Dataset records:
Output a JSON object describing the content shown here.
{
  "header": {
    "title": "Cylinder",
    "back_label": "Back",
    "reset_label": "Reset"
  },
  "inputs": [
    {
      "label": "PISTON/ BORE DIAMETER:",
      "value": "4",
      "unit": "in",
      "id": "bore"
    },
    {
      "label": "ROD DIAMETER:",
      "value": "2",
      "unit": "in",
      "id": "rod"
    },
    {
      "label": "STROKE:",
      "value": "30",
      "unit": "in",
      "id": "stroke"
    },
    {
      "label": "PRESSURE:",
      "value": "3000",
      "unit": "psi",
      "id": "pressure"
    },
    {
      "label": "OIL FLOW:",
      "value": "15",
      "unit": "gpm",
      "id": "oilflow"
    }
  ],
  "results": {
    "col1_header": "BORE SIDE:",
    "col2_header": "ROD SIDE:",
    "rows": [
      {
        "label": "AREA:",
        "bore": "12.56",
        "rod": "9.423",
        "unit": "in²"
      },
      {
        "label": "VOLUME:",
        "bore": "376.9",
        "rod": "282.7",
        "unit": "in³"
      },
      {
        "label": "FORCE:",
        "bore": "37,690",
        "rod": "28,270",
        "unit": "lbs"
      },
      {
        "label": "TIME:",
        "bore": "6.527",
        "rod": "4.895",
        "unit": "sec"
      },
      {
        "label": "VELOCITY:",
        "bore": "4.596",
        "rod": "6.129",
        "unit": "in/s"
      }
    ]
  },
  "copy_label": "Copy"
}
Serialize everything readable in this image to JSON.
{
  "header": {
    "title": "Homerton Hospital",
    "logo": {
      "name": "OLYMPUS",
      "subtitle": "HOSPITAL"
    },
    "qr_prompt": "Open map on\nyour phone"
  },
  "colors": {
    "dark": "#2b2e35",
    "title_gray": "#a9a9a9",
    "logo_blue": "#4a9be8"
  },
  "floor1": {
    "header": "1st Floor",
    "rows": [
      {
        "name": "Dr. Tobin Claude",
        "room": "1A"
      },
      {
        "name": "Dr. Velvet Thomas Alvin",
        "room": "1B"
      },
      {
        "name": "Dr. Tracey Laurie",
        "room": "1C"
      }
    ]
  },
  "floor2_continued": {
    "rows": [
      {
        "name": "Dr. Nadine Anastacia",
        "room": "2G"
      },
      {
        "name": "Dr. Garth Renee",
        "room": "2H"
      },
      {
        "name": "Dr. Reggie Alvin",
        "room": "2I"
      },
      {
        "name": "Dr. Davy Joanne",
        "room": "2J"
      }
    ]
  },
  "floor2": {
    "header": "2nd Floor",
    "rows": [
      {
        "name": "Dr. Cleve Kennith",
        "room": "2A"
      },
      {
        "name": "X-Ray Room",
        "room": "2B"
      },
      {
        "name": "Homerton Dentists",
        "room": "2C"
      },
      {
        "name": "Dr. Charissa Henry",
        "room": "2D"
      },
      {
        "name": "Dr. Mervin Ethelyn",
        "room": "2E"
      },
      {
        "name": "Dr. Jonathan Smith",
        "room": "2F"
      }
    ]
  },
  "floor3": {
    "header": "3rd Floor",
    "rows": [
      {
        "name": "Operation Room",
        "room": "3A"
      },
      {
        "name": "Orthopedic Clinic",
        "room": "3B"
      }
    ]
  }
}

WHAT YOU HAVE TO DO: Show each line of the listing that holds the string "value".

TASK RESPONSE:
      "value": "4",
      "value": "2",
      "value": "30",
      "value": "3000",
      "value": "15",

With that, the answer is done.